**OBJECTIVE**: In the email thread about quadratic regression, what does the reply advise doing with the two variables, and what reason does it give?

**PASSAGE GIVEN**:
****

From   solafem7@yahoo.co.uk
To   statalist@hsphsun2.harvard.edu
Subject   Re: st: Not Quite Quadratic Regression
Date   Sat, 4 Aug 2012 11:36:38 +0000

Hi Shaul,
Could it be because of the type of data you are using? Probably you have one to be in real value form and the other in growth rate. Try to Log the data for the two variables and redo it to see what happen.
Sola
Sent from my BlackBerry wireless device from MTN

-----Original Message-----
From: "A. Shaul" <3c5171@gmail.com>
Sender: owner-statalist@hsphsun2.harvard.edu
Date: Sat, 4 Aug 2012 12:56:30 
To: <statalist@hsphsun2.harvard.edu>
Reply-To: statalist@hsphsun2.harvard.eduSubject: st: Not Quite Quadratic Regression

Hello Statalisters,

Theory predict an u-shaped relation between two variables, y and x.
When I perform a quadratic linear regression with a model like

     y = ax + bx^2 + constant + error,

the coefficients a and b are not significant. However, if I change the
exponent to something less than 2, e.g. 1.5, I obtain significance. In
other words a model like

     y = ax + bx^1.5 + constant + error,

yields significant estimates of a and b. The curvature is still quite
marked using the exponent of 1.5. I can even use an exponent of 1.1
and obtain significance and a nice shape. But I don't think I can
simply choose the exponent based on whatever yields significance. Or
can I? This is my question.

****

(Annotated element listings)
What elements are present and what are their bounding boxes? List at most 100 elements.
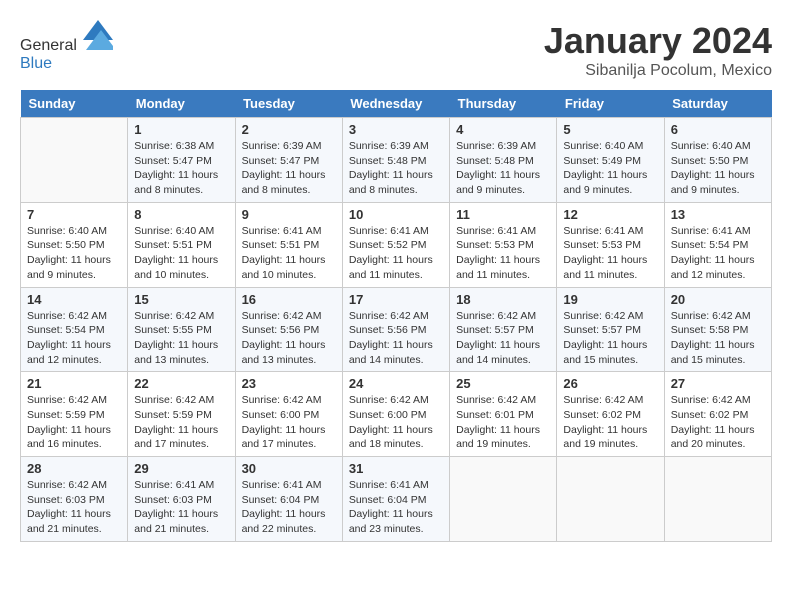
day-number: 14: [27, 292, 121, 307]
day-number: 18: [456, 292, 550, 307]
day-number: 11: [456, 207, 550, 222]
day-detail: Sunrise: 6:42 AMSunset: 6:01 PMDaylight:…: [456, 393, 550, 452]
day-number: 26: [563, 376, 657, 391]
day-detail: Sunrise: 6:42 AMSunset: 5:55 PMDaylight:…: [134, 309, 228, 368]
day-number: 1: [134, 122, 228, 137]
calendar-cell: 17 Sunrise: 6:42 AMSunset: 5:56 PMDayligh…: [342, 287, 449, 372]
day-number: 17: [349, 292, 443, 307]
calendar-cell: 4 Sunrise: 6:39 AMSunset: 5:48 PMDaylight…: [450, 118, 557, 203]
day-header-sunday: Sunday: [21, 90, 128, 118]
calendar-table: SundayMondayTuesdayWednesdayThursdayFrid…: [20, 90, 772, 542]
calendar-cell: 15Sunrise: 6:42 AMSunset: 5:55 PMDayligh…: [128, 287, 235, 372]
calendar-cell: [664, 457, 771, 542]
day-number: 30: [242, 461, 336, 476]
day-number: 21: [27, 376, 121, 391]
day-number: 24: [349, 376, 443, 391]
day-number: 28: [27, 461, 121, 476]
calendar-cell: 14Sunrise: 6:42 AMSunset: 5:54 PMDayligh…: [21, 287, 128, 372]
calendar-cell: 23 Sunrise: 6:42 AMSunset: 6:00 PMDayligh…: [235, 372, 342, 457]
calendar-cell: 26 Sunrise: 6:42 AMSunset: 6:02 PMDayligh…: [557, 372, 664, 457]
day-detail: Sunrise: 6:42 AMSunset: 6:03 PMDaylight:…: [27, 478, 121, 537]
day-number: 12: [563, 207, 657, 222]
day-detail: Sunrise: 6:42 AMSunset: 6:02 PMDaylight:…: [563, 393, 657, 452]
calendar-cell: 8 Sunrise: 6:40 AMSunset: 5:51 PMDaylight…: [128, 202, 235, 287]
day-detail: Sunrise: 6:41 AMSunset: 5:53 PMDaylight:…: [563, 224, 657, 283]
day-detail: Sunrise: 6:42 AMSunset: 6:02 PMDaylight:…: [671, 393, 765, 452]
day-detail: Sunrise: 6:42 AMSunset: 5:59 PMDaylight:…: [27, 393, 121, 452]
calendar-cell: 24 Sunrise: 6:42 AMSunset: 6:00 PMDayligh…: [342, 372, 449, 457]
calendar-week-row: 14Sunrise: 6:42 AMSunset: 5:54 PMDayligh…: [21, 287, 772, 372]
calendar-cell: 11Sunrise: 6:41 AMSunset: 5:53 PMDayligh…: [450, 202, 557, 287]
day-number: 16: [242, 292, 336, 307]
day-number: 4: [456, 122, 550, 137]
day-number: 7: [27, 207, 121, 222]
day-detail: Sunrise: 6:40 AMSunset: 5:49 PMDaylight:…: [563, 139, 657, 198]
calendar-cell: 10 Sunrise: 6:41 AMSunset: 5:52 PMDayligh…: [342, 202, 449, 287]
calendar-cell: [557, 457, 664, 542]
day-number: 23: [242, 376, 336, 391]
day-number: 8: [134, 207, 228, 222]
day-detail: Sunrise: 6:42 AMSunset: 5:56 PMDaylight:…: [349, 309, 443, 368]
day-detail: Sunrise: 6:40 AMSunset: 5:50 PMDaylight:…: [671, 139, 765, 198]
day-detail: Sunrise: 6:41 AMSunset: 5:52 PMDaylight:…: [349, 224, 443, 283]
calendar-cell: 18Sunrise: 6:42 AMSunset: 5:57 PMDayligh…: [450, 287, 557, 372]
day-number: 27: [671, 376, 765, 391]
calendar-week-row: 7 Sunrise: 6:40 AMSunset: 5:50 PMDaylight…: [21, 202, 772, 287]
title-block: January 2024 Sibanilja Pocolum, Mexico: [544, 20, 772, 80]
day-header-saturday: Saturday: [664, 90, 771, 118]
calendar-cell: 2Sunrise: 6:39 AMSunset: 5:47 PMDaylight…: [235, 118, 342, 203]
calendar-cell: 20Sunrise: 6:42 AMSunset: 5:58 PMDayligh…: [664, 287, 771, 372]
day-detail: Sunrise: 6:40 AMSunset: 5:50 PMDaylight:…: [27, 224, 121, 283]
day-detail: Sunrise: 6:42 AMSunset: 5:58 PMDaylight:…: [671, 309, 765, 368]
day-header-monday: Monday: [128, 90, 235, 118]
day-detail: Sunrise: 6:42 AMSunset: 6:00 PMDaylight:…: [349, 393, 443, 452]
calendar-cell: 31Sunrise: 6:41 AMSunset: 6:04 PMDayligh…: [342, 457, 449, 542]
day-header-tuesday: Tuesday: [235, 90, 342, 118]
day-detail: Sunrise: 6:42 AMSunset: 6:00 PMDaylight:…: [242, 393, 336, 452]
calendar-header-row: SundayMondayTuesdayWednesdayThursdayFrid…: [21, 90, 772, 118]
day-number: 19: [563, 292, 657, 307]
calendar-cell: 29Sunrise: 6:41 AMSunset: 6:03 PMDayligh…: [128, 457, 235, 542]
day-detail: Sunrise: 6:42 AMSunset: 5:56 PMDaylight:…: [242, 309, 336, 368]
day-detail: Sunrise: 6:39 AMSunset: 5:48 PMDaylight:…: [456, 139, 550, 198]
calendar-cell: 1 Sunrise: 6:38 AMSunset: 5:47 PMDaylight…: [128, 118, 235, 203]
day-number: 10: [349, 207, 443, 222]
day-number: 29: [134, 461, 228, 476]
calendar-week-row: 21 Sunrise: 6:42 AMSunset: 5:59 PMDayligh…: [21, 372, 772, 457]
logo: General Blue: [20, 20, 113, 73]
day-detail: Sunrise: 6:41 AMSunset: 5:51 PMDaylight:…: [242, 224, 336, 283]
month-title: January 2024: [544, 20, 772, 62]
location: Sibanilja Pocolum, Mexico: [544, 62, 772, 80]
day-header-wednesday: Wednesday: [342, 90, 449, 118]
calendar-cell: 3 Sunrise: 6:39 AMSunset: 5:48 PMDaylight…: [342, 118, 449, 203]
day-number: 3: [349, 122, 443, 137]
day-number: 22: [134, 376, 228, 391]
day-number: 9: [242, 207, 336, 222]
calendar-cell: 16 Sunrise: 6:42 AMSunset: 5:56 PMDayligh…: [235, 287, 342, 372]
day-detail: Sunrise: 6:38 AMSunset: 5:47 PMDaylight:…: [134, 139, 228, 198]
calendar-cell: 19 Sunrise: 6:42 AMSunset: 5:57 PMDayligh…: [557, 287, 664, 372]
day-detail: Sunrise: 6:41 AMSunset: 6:04 PMDaylight:…: [349, 478, 443, 537]
calendar-cell: [21, 118, 128, 203]
calendar-cell: 21 Sunrise: 6:42 AMSunset: 5:59 PMDayligh…: [21, 372, 128, 457]
calendar-cell: 6 Sunrise: 6:40 AMSunset: 5:50 PMDaylight…: [664, 118, 771, 203]
logo-blue-text: Blue: [20, 55, 52, 72]
day-header-thursday: Thursday: [450, 90, 557, 118]
calendar-cell: 13Sunrise: 6:41 AMSunset: 5:54 PMDayligh…: [664, 202, 771, 287]
calendar-week-row: 1 Sunrise: 6:38 AMSunset: 5:47 PMDaylight…: [21, 118, 772, 203]
day-number: 6: [671, 122, 765, 137]
day-detail: Sunrise: 6:39 AMSunset: 5:48 PMDaylight:…: [349, 139, 443, 198]
calendar-cell: 12 Sunrise: 6:41 AMSunset: 5:53 PMDayligh…: [557, 202, 664, 287]
calendar-cell: 27 Sunrise: 6:42 AMSunset: 6:02 PMDayligh…: [664, 372, 771, 457]
day-detail: Sunrise: 6:42 AMSunset: 5:57 PMDaylight:…: [563, 309, 657, 368]
logo-icon: [83, 20, 113, 50]
calendar-cell: 9 Sunrise: 6:41 AMSunset: 5:51 PMDaylight…: [235, 202, 342, 287]
day-detail: Sunrise: 6:40 AMSunset: 5:51 PMDaylight:…: [134, 224, 228, 283]
day-number: 2: [242, 122, 336, 137]
calendar-week-row: 28 Sunrise: 6:42 AMSunset: 6:03 PMDayligh…: [21, 457, 772, 542]
calendar-cell: 30 Sunrise: 6:41 AMSunset: 6:04 PMDayligh…: [235, 457, 342, 542]
calendar-cell: 28 Sunrise: 6:42 AMSunset: 6:03 PMDayligh…: [21, 457, 128, 542]
day-detail: Sunrise: 6:41 AMSunset: 6:04 PMDaylight:…: [242, 478, 336, 537]
day-number: 25: [456, 376, 550, 391]
day-number: 5: [563, 122, 657, 137]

****

**COMPLETE OUTPUT**: The reply advises logging the data for both variables and running the regression again. Its reason is that the problem may come from the type of data used: one variable may be in real value form and the other in growth rate.